Source records.
================

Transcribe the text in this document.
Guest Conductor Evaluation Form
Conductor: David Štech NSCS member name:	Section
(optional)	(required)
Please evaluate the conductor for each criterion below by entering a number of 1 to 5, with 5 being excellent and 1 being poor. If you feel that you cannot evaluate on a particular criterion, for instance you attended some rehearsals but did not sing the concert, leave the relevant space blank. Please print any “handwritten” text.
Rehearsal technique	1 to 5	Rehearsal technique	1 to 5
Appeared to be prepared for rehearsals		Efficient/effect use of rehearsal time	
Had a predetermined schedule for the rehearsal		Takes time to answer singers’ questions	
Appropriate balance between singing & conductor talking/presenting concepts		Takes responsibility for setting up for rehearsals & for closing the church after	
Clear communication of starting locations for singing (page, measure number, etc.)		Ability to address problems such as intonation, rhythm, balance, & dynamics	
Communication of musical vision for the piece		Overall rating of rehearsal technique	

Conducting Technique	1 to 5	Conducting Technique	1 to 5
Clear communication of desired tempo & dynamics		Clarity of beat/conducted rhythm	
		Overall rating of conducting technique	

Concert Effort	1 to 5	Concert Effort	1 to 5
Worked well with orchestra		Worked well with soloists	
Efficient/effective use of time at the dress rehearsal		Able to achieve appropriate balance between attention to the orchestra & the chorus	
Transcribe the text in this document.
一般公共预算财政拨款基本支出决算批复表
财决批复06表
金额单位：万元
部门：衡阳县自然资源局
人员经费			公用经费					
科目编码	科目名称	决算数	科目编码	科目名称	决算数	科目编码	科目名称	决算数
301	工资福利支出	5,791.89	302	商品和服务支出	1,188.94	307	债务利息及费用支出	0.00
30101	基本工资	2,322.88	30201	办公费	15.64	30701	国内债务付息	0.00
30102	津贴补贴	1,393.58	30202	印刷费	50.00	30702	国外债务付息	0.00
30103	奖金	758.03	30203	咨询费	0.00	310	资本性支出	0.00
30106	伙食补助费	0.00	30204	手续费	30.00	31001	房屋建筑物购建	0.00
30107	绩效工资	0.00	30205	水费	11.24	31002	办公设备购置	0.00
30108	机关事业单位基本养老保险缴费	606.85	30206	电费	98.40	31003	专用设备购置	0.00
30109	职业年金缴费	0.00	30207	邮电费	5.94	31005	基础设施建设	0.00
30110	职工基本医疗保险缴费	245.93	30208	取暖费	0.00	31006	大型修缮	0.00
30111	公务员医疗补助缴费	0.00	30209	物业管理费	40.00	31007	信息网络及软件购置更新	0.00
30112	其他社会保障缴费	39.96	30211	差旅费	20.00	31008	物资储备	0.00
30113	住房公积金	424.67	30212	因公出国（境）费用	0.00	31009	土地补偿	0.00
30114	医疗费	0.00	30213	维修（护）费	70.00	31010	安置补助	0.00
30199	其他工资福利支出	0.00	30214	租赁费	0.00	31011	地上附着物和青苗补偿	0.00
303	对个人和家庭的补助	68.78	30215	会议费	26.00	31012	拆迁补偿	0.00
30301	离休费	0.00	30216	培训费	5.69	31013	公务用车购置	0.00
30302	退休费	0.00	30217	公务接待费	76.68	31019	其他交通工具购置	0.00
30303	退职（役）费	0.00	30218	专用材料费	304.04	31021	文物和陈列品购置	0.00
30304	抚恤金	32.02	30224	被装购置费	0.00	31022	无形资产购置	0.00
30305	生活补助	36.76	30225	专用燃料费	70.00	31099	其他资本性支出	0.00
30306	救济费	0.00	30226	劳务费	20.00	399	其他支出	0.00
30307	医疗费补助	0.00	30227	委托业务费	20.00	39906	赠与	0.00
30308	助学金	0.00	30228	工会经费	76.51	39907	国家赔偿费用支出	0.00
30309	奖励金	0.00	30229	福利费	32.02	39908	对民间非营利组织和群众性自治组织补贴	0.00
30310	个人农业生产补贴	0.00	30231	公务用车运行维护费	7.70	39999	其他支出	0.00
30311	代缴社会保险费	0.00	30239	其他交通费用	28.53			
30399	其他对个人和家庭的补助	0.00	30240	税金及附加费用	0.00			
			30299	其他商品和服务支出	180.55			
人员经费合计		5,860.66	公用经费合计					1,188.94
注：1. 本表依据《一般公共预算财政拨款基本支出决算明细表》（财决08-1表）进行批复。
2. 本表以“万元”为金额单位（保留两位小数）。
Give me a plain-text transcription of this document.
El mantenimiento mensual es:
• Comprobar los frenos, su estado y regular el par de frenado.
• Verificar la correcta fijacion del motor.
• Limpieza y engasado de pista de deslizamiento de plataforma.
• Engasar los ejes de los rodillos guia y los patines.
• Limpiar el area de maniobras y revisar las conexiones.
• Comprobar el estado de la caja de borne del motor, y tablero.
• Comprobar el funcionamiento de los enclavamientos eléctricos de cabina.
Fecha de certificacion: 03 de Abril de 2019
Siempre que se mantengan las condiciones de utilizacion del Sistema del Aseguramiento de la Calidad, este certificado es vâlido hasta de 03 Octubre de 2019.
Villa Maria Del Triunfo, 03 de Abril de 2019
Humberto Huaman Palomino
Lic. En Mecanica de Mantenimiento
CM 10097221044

================

Aim.
Each line of the material above needs to be quoted exactly, please.

Complete response.
Transcribe the text in this document.
Guest Conductor Evaluation Form
Conductor: David Štech NSCS member name:	Section
(optional)	(required)
Please evaluate the conductor for each criterion below by entering a number of 1 to 5, with 5 being excellent and 1 being poor. If you feel that you cannot evaluate on a particular criterion, for instance you attended some rehearsals but did not sing the concert, leave the relevant space blank. Please print any “handwritten” text.
Rehearsal technique	1 to 5	Rehearsal technique	1 to 5
Appeared to be prepared for rehearsals		Efficient/effect use of rehearsal time	
Had a predetermined schedule for the rehearsal		Takes time to answer singers’ questions	
Appropriate balance between singing & conductor talking/presenting concepts		Takes responsibility for setting up for rehearsals & for closing the church after	
Clear communication of starting locations for singing (page, measure number, etc.)		Ability to address problems such as intonation, rhythm, balance, & dynamics	
Communication of musical vision for the piece		Overall rating of rehearsal technique	

Conducting Technique	1 to 5	Conducting Technique	1 to 5
Clear communication of desired tempo & dynamics		Clarity of beat/conducted rhythm	
		Overall rating of conducting technique	

Concert Effort	1 to 5	Concert Effort	1 to 5
Worked well with orchestra		Worked well with soloists	
Efficient/effective use of time at the dress rehearsal		Able to achieve appropriate balance between attention to the orchestra & the chorus	
Transcribe the text in this document.
一般公共预算财政拨款基本支出决算批复表
财决批复06表
金额单位：万元
部门：衡阳县自然资源局
人员经费			公用经费					
科目编码	科目名称	决算数	科目编码	科目名称	决算数	科目编码	科目名称	决算数
301	工资福利支出	5,791.89	302	商品和服务支出	1,188.94	307	债务利息及费用支出	0.00
30101	基本工资	2,322.88	30201	办公费	15.64	30701	国内债务付息	0.00
30102	津贴补贴	1,393.58	30202	印刷费	50.00	30702	国外债务付息	0.00
30103	奖金	758.03	30203	咨询费	0.00	310	资本性支出	0.00
30106	伙食补助费	0.00	30204	手续费	30.00	31001	房屋建筑物购建	0.00
30107	绩效工资	0.00	30205	水费	11.24	31002	办公设备购置	0.00
30108	机关事业单位基本养老保险缴费	606.85	30206	电费	98.40	31003	专用设备购置	0.00
30109	职业年金缴费	0.00	30207	邮电费	5.94	31005	基础设施建设	0.00
30110	职工基本医疗保险缴费	245.93	30208	取暖费	0.00	31006	大型修缮	0.00
30111	公务员医疗补助缴费	0.00	30209	物业管理费	40.00	31007	信息网络及软件购置更新	0.00
30112	其他社会保障缴费	39.96	30211	差旅费	20.00	31008	物资储备	0.00
30113	住房公积金	424.67	30212	因公出国（境）费用	0.00	31009	土地补偿	0.00
30114	医疗费	0.00	30213	维修（护）费	70.00	31010	安置补助	0.00
30199	其他工资福利支出	0.00	30214	租赁费	0.00	31011	地上附着物和青苗补偿	0.00
303	对个人和家庭的补助	68.78	30215	会议费	26.00	31012	拆迁补偿	0.00
30301	离休费	0.00	30216	培训费	5.69	31013	公务用车购置	0.00
30302	退休费	0.00	30217	公务接待费	76.68	31019	其他交通工具购置	0.00
30303	退职（役）费	0.00	30218	专用材料费	304.04	31021	文物和陈列品购置	0.00
30304	抚恤金	32.02	30224	被装购置费	0.00	31022	无形资产购置	0.00
30305	生活补助	36.76	30225	专用燃料费	70.00	31099	其他资本性支出	0.00
30306	救济费	0.00	30226	劳务费	20.00	399	其他支出	0.00
30307	医疗费补助	0.00	30227	委托业务费	20.00	39906	赠与	0.00
30308	助学金	0.00	30228	工会经费	76.51	39907	国家赔偿费用支出	0.00
30309	奖励金	0.00	30229	福利费	32.02	39908	对民间非营利组织和群众性自治组织补贴	0.00
30310	个人农业生产补贴	0.00	30231	公务用车运行维护费	7.70	39999	其他支出	0.00
30311	代缴社会保险费	0.00	30239	其他交通费用	28.53			
30399	其他对个人和家庭的补助	0.00	30240	税金及附加费用	0.00			
			30299	其他商品和服务支出	180.55			
人员经费合计		5,860.66	公用经费合计					1,188.94
注：1. 本表依据《一般公共预算财政拨款基本支出决算明细表》（财决08-1表）进行批复。
2. 本表以“万元”为金额单位（保留两位小数）。
Give me a plain-text transcription of this document.
El mantenimiento mensual es:
• Comprobar los frenos, su estado y regular el par de frenado.
• Verificar la correcta fijacion del motor.
• Limpieza y engasado de pista de deslizamiento de plataforma.
• Engasar los ejes de los rodillos guia y los patines.
• Limpiar el area de maniobras y revisar las conexiones.
• Comprobar el estado de la caja de borne del motor, y tablero.
• Comprobar el funcionamiento de los enclavamientos eléctricos de cabina.
Fecha de certificacion: 03 de Abril de 2019
Siempre que se mantengan las condiciones de utilizacion del Sistema del Aseguramiento de la Calidad, este certificado es vâlido hasta de 03 Octubre de 2019.
Villa Maria Del Triunfo, 03 de Abril de 2019
Humberto Huaman Palomino
Lic. En Mecanica de Mantenimiento
CM 10097221044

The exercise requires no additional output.